= Goal of the exercise =
Copy out all of the material exactly as presented.

= Stored rows =
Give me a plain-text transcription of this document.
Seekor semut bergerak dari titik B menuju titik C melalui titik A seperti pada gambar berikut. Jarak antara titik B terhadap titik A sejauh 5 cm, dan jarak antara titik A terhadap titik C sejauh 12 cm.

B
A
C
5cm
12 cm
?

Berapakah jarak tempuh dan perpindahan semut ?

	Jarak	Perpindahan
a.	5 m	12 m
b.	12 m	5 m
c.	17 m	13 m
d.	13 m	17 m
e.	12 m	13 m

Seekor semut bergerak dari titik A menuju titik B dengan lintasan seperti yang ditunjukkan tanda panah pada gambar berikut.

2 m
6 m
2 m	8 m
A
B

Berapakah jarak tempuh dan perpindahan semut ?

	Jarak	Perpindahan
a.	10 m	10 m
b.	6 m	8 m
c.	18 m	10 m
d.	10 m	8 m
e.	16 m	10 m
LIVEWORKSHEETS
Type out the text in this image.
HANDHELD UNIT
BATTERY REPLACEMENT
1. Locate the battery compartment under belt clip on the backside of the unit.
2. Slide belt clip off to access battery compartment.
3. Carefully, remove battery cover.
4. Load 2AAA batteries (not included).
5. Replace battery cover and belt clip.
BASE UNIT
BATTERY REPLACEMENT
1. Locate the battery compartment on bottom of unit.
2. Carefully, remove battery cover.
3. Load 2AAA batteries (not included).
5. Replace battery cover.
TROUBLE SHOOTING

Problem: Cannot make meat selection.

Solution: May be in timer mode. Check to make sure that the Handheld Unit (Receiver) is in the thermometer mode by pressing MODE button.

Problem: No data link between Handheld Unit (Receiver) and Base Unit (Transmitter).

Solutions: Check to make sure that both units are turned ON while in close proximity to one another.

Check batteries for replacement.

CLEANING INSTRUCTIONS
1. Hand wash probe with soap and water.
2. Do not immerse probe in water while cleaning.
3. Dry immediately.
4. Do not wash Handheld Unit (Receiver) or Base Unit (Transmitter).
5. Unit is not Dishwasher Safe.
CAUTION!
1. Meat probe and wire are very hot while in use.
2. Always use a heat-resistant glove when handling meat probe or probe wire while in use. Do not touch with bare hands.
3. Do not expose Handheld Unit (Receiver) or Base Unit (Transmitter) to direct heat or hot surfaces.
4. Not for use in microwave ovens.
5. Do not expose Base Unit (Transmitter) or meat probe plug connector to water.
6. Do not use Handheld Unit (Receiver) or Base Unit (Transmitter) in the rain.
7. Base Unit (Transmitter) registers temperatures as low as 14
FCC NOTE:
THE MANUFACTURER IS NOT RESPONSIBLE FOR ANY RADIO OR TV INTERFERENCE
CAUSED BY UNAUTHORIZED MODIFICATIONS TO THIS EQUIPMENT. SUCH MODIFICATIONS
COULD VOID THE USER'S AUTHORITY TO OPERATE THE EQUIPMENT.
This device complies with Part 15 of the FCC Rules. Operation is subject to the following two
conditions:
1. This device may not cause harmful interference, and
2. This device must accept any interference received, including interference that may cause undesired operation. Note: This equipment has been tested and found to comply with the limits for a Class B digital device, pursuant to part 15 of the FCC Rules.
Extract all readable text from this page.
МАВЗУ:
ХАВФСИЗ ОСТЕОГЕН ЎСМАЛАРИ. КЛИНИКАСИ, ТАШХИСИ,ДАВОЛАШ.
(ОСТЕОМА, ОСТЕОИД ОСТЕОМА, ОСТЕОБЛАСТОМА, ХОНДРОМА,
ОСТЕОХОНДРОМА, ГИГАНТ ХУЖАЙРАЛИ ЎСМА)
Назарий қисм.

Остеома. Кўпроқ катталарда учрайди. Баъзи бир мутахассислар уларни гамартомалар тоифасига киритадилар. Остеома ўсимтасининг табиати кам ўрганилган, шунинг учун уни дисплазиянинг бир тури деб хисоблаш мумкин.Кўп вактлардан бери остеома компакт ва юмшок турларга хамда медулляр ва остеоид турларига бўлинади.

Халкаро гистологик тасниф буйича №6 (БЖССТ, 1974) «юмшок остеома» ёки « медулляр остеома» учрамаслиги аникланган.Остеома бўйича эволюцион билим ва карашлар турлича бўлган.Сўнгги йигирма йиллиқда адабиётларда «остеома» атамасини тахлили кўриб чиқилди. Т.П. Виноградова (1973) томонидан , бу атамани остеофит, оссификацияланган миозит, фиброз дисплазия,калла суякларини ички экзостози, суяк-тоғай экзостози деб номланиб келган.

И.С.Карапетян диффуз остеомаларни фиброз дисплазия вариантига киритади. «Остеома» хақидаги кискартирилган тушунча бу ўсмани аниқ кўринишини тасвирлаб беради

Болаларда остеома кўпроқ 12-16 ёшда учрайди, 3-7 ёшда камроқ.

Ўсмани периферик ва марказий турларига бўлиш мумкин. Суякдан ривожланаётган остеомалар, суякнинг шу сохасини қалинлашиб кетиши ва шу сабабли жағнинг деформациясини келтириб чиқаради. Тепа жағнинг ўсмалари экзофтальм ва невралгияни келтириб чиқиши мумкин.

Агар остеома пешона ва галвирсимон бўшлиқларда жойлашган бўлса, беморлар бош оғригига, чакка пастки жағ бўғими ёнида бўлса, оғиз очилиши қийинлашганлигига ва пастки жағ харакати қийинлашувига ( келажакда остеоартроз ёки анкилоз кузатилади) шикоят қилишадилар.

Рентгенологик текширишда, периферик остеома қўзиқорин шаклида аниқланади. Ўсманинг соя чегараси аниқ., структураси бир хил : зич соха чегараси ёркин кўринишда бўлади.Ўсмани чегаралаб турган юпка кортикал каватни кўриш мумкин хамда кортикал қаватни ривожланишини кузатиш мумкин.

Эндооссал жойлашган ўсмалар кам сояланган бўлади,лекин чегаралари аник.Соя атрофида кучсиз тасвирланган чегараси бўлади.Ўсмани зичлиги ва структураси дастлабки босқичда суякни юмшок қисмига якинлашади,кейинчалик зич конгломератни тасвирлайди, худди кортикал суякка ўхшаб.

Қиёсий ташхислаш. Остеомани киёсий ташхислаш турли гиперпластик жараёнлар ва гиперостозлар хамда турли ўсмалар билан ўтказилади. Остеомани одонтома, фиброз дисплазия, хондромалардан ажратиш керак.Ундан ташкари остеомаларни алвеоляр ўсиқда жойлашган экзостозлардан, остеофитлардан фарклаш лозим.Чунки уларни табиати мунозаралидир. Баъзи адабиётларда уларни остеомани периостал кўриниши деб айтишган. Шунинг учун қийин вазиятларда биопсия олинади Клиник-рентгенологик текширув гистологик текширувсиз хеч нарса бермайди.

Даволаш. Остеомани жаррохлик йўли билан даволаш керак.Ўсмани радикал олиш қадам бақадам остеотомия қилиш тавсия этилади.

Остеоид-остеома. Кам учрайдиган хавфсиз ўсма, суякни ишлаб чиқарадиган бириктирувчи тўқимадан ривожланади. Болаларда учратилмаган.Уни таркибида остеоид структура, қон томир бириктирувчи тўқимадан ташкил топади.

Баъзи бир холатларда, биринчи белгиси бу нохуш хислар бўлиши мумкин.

= Answer to this exercise =
Give me a plain-text transcription of this document.
Seekor semut bergerak dari titik B menuju titik C melalui titik A seperti pada gambar berikut. Jarak antara titik B terhadap titik A sejauh 5 cm, dan jarak antara titik A terhadap titik C sejauh 12 cm.

B
A
C
5cm
12 cm
?

Berapakah jarak tempuh dan perpindahan semut ?

	Jarak	Perpindahan
a.	5 m	12 m
b.	12 m	5 m
c.	17 m	13 m
d.	13 m	17 m
e.	12 m	13 m

Seekor semut bergerak dari titik A menuju titik B dengan lintasan seperti yang ditunjukkan tanda panah pada gambar berikut.

2 m
6 m
2 m	8 m
A
B

Berapakah jarak tempuh dan perpindahan semut ?

	Jarak	Perpindahan
a.	10 m	10 m
b.	6 m	8 m
c.	18 m	10 m
d.	10 m	8 m
e.	16 m	10 m
LIVEWORKSHEETS
Type out the text in this image.
HANDHELD UNIT
BATTERY REPLACEMENT
1. Locate the battery compartment under belt clip on the backside of the unit.
2. Slide belt clip off to access battery compartment.
3. Carefully, remove battery cover.
4. Load 2AAA batteries (not included).
5. Replace battery cover and belt clip.
BASE UNIT
BATTERY REPLACEMENT
1. Locate the battery compartment on bottom of unit.
2. Carefully, remove battery cover.
3. Load 2AAA batteries (not included).
5. Replace battery cover.
TROUBLE SHOOTING

Problem: Cannot make meat selection.

Solution: May be in timer mode. Check to make sure that the Handheld Unit (Receiver) is in the thermometer mode by pressing MODE button.

Problem: No data link between Handheld Unit (Receiver) and Base Unit (Transmitter).

Solutions: Check to make sure that both units are turned ON while in close proximity to one another.

Check batteries for replacement.

CLEANING INSTRUCTIONS
1. Hand wash probe with soap and water.
2. Do not immerse probe in water while cleaning.
3. Dry immediately.
4. Do not wash Handheld Unit (Receiver) or Base Unit (Transmitter).
5. Unit is not Dishwasher Safe.
CAUTION!
1. Meat probe and wire are very hot while in use.
2. Always use a heat-resistant glove when handling meat probe or probe wire while in use. Do not touch with bare hands.
3. Do not expose Handheld Unit (Receiver) or Base Unit (Transmitter) to direct heat or hot surfaces.
4. Not for use in microwave ovens.
5. Do not expose Base Unit (Transmitter) or meat probe plug connector to water.
6. Do not use Handheld Unit (Receiver) or Base Unit (Transmitter) in the rain.
7. Base Unit (Transmitter) registers temperatures as low as 14
FCC NOTE:
THE MANUFACTURER IS NOT RESPONSIBLE FOR ANY RADIO OR TV INTERFERENCE
CAUSED BY UNAUTHORIZED MODIFICATIONS TO THIS EQUIPMENT. SUCH MODIFICATIONS
COULD VOID THE USER'S AUTHORITY TO OPERATE THE EQUIPMENT.
This device complies with Part 15 of the FCC Rules. Operation is subject to the following two
conditions:
1. This device may not cause harmful interference, and
2. This device must accept any interference received, including interference that may cause undesired operation. Note: This equipment has been tested and found to comply with the limits for a Class B digital device, pursuant to part 15 of the FCC Rules.
Extract all readable text from this page.
МАВЗУ:
ХАВФСИЗ ОСТЕОГЕН ЎСМАЛАРИ. КЛИНИКАСИ, ТАШХИСИ,ДАВОЛАШ.
(ОСТЕОМА, ОСТЕОИД ОСТЕОМА, ОСТЕОБЛАСТОМА, ХОНДРОМА,
ОСТЕОХОНДРОМА, ГИГАНТ ХУЖАЙРАЛИ ЎСМА)
Назарий қисм.

Остеома. Кўпроқ катталарда учрайди. Баъзи бир мутахассислар уларни гамартомалар тоифасига киритадилар. Остеома ўсимтасининг табиати кам ўрганилган, шунинг учун уни дисплазиянинг бир тури деб хисоблаш мумкин.Кўп вактлардан бери остеома компакт ва юмшок турларга хамда медулляр ва остеоид турларига бўлинади.

Халкаро гистологик тасниф буйича №6 (БЖССТ, 1974) «юмшок остеома» ёки « медулляр остеома» учрамаслиги аникланган.Остеома бўйича эволюцион билим ва карашлар турлича бўлган.Сўнгги йигирма йиллиқда адабиётларда «остеома» атамасини тахлили кўриб чиқилди. Т.П. Виноградова (1973) томонидан , бу атамани остеофит, оссификацияланган миозит, фиброз дисплазия,калла суякларини ички экзостози, суяк-тоғай экзостози деб номланиб келган.

И.С.Карапетян диффуз остеомаларни фиброз дисплазия вариантига киритади. «Остеома» хақидаги кискартирилган тушунча бу ўсмани аниқ кўринишини тасвирлаб беради

Болаларда остеома кўпроқ 12-16 ёшда учрайди, 3-7 ёшда камроқ.

Ўсмани периферик ва марказий турларига бўлиш мумкин. Суякдан ривожланаётган остеомалар, суякнинг шу сохасини қалинлашиб кетиши ва шу сабабли жағнинг деформациясини келтириб чиқаради. Тепа жағнинг ўсмалари экзофтальм ва невралгияни келтириб чиқиши мумкин.

Агар остеома пешона ва галвирсимон бўшлиқларда жойлашган бўлса, беморлар бош оғригига, чакка пастки жағ бўғими ёнида бўлса, оғиз очилиши қийинлашганлигига ва пастки жағ харакати қийинлашувига ( келажакда остеоартроз ёки анкилоз кузатилади) шикоят қилишадилар.

Рентгенологик текширишда, периферик остеома қўзиқорин шаклида аниқланади. Ўсманинг соя чегараси аниқ., структураси бир хил : зич соха чегараси ёркин кўринишда бўлади.Ўсмани чегаралаб турган юпка кортикал каватни кўриш мумкин хамда кортикал қаватни ривожланишини кузатиш мумкин.

Эндооссал жойлашган ўсмалар кам сояланган бўлади,лекин чегаралари аник.Соя атрофида кучсиз тасвирланган чегараси бўлади.Ўсмани зичлиги ва структураси дастлабки босқичда суякни юмшок қисмига якинлашади,кейинчалик зич конгломератни тасвирлайди, худди кортикал суякка ўхшаб.

Қиёсий ташхислаш. Остеомани киёсий ташхислаш турли гиперпластик жараёнлар ва гиперостозлар хамда турли ўсмалар билан ўтказилади. Остеомани одонтома, фиброз дисплазия, хондромалардан ажратиш керак.Ундан ташкари остеомаларни алвеоляр ўсиқда жойлашган экзостозлардан, остеофитлардан фарклаш лозим.Чунки уларни табиати мунозаралидир. Баъзи адабиётларда уларни остеомани периостал кўриниши деб айтишган. Шунинг учун қийин вазиятларда биопсия олинади Клиник-рентгенологик текширув гистологик текширувсиз хеч нарса бермайди.

Даволаш. Остеомани жаррохлик йўли билан даволаш керак.Ўсмани радикал олиш қадам бақадам остеотомия қилиш тавсия этилади.

Остеоид-остеома. Кам учрайдиган хавфсиз ўсма, суякни ишлаб чиқарадиган бириктирувчи тўқимадан ривожланади. Болаларда учратилмаган.Уни таркибида остеоид структура, қон томир бириктирувчи тўқимадан ташкил топади.

Баъзи бир холатларда, биринчи белгиси бу нохуш хислар бўлиши мумкин.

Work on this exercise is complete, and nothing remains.